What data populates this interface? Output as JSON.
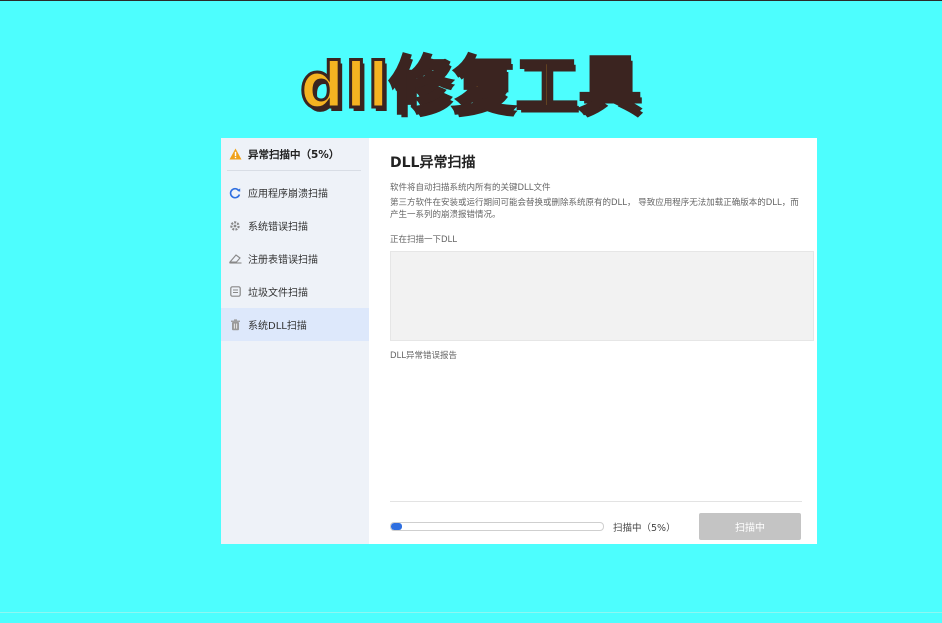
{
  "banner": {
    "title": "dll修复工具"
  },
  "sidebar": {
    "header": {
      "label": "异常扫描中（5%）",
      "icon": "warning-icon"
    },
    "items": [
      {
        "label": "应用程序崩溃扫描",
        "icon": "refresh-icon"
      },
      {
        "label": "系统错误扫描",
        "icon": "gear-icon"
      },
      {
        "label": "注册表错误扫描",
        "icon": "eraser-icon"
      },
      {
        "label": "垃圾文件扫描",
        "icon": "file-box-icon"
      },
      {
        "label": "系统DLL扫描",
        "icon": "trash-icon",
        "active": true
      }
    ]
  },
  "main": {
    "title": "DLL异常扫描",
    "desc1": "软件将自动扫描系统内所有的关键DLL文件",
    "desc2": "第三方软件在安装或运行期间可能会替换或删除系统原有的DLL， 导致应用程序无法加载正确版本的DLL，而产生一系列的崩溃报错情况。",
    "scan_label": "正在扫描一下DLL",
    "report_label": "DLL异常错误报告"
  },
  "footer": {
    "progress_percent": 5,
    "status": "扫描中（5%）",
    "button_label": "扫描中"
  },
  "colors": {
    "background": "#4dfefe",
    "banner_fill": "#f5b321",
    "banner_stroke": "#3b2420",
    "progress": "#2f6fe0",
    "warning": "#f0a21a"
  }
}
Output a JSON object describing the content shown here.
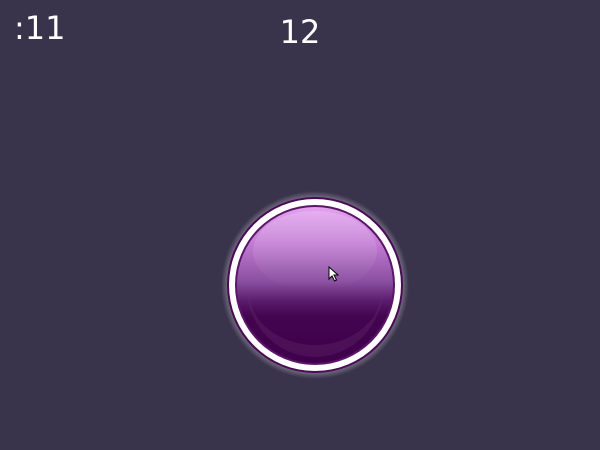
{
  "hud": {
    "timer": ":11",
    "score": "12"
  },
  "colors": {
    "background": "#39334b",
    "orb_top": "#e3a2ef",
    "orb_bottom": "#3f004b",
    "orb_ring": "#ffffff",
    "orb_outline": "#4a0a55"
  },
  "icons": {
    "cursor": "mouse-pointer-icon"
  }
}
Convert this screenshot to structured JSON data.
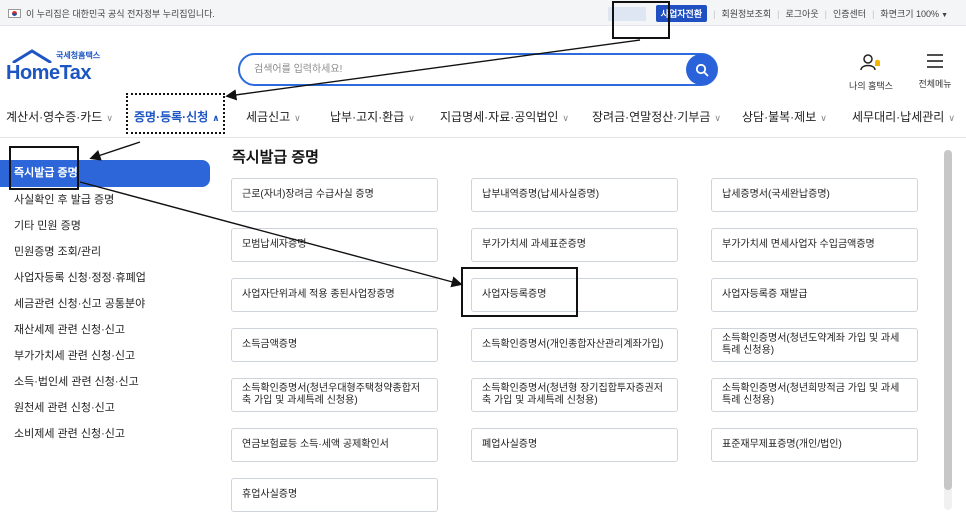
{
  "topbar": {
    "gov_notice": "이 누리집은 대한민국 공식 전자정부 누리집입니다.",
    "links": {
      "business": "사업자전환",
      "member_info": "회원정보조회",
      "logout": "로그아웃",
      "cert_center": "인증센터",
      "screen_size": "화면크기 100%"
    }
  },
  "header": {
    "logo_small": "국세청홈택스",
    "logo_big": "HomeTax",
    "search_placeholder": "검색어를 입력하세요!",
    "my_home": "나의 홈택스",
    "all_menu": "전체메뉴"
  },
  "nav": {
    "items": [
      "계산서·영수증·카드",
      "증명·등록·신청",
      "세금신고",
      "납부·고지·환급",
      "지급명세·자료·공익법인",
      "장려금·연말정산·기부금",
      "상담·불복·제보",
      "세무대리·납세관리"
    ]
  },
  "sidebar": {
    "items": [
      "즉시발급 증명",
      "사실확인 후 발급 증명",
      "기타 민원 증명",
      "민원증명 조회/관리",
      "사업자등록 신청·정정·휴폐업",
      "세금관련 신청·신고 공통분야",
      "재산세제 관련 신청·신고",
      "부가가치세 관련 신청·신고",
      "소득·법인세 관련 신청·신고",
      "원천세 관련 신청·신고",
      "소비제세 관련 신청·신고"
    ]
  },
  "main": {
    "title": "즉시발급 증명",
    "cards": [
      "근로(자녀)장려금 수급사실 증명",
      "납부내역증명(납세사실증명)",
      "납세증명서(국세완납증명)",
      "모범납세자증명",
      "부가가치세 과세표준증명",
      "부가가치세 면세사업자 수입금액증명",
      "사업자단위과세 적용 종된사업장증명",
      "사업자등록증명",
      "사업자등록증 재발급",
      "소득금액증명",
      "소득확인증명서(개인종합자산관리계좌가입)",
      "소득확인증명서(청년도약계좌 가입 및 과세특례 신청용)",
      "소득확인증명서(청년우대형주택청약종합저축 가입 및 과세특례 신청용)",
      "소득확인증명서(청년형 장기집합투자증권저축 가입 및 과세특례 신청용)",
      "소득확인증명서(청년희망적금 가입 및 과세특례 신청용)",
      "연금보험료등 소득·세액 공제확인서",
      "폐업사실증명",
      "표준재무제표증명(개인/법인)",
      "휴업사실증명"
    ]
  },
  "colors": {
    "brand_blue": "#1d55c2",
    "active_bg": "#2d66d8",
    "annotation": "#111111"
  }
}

* * * *

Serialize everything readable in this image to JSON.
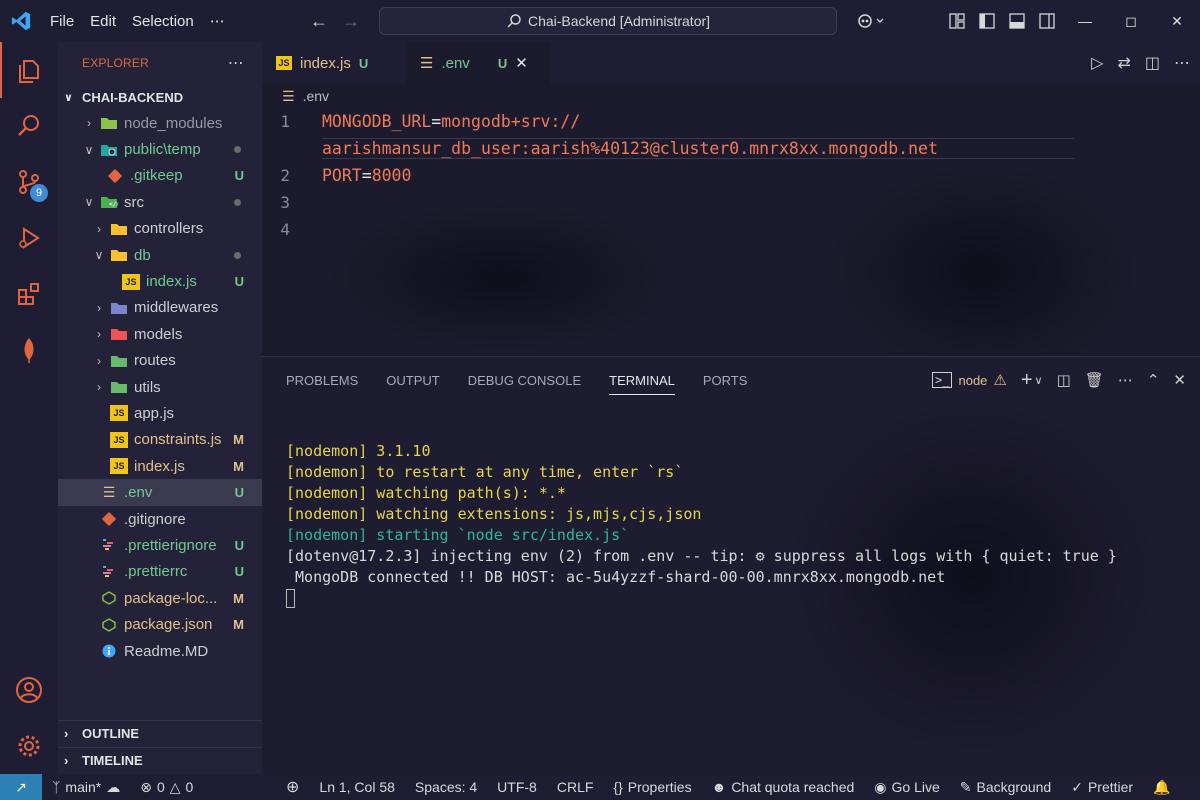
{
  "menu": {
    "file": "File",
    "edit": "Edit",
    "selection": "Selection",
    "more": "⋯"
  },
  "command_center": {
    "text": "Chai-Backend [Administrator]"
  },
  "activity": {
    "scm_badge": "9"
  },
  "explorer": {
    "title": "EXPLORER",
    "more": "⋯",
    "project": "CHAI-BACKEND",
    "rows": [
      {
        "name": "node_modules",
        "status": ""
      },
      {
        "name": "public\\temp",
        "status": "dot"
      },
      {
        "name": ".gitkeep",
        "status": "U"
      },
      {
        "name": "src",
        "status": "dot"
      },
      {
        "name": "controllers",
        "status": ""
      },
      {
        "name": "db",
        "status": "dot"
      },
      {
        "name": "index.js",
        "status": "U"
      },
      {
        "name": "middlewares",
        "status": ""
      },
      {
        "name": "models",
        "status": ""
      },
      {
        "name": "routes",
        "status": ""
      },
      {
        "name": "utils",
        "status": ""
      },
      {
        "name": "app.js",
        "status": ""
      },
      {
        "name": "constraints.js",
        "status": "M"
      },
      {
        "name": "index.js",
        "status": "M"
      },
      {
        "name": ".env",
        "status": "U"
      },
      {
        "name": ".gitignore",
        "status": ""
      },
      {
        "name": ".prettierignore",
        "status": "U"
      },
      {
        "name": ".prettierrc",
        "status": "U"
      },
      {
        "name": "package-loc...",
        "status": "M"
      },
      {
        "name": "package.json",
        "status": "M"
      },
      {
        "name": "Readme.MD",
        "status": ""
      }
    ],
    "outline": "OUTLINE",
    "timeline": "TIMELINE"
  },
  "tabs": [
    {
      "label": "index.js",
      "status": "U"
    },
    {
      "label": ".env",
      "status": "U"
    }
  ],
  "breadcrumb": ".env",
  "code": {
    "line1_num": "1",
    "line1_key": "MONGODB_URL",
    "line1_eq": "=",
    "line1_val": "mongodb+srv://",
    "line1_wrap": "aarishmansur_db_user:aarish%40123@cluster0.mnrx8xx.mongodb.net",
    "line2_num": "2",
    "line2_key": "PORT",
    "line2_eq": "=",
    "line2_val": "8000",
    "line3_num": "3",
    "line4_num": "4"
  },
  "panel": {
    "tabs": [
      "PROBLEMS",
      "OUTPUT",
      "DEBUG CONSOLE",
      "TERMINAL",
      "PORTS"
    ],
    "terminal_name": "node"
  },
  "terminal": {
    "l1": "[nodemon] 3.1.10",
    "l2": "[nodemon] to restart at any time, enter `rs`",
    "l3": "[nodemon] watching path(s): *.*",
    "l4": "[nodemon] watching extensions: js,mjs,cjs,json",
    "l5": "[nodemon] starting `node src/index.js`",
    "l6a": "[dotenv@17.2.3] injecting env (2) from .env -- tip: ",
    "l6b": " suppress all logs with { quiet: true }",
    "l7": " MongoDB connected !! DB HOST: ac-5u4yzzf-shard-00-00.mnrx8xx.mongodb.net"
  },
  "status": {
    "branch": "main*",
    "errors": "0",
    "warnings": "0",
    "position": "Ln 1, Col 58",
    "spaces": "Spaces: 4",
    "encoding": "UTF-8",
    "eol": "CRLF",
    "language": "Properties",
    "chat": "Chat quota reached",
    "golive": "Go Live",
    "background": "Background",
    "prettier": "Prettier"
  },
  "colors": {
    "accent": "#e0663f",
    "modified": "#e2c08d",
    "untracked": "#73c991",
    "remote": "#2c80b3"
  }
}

* * * *

To be done >>
Return a copy of every line that includes the word "소득확인증명서".

Result below >>
      "소득확인증명서(개인종합자산관리계좌가입)",
      "소득확인증명서(청년도약계좌 가입 및 과세특례 신청용)",
      "소득확인증명서(청년우대형주택청약종합저축 가입 및 과세특례 신청용)",
      "소득확인증명서(청년형 장기집합투자증권저축 가입 및 과세특례 신청용)",
      "소득확인증명서(청년희망적금 가입 및 과세특례 신청용)",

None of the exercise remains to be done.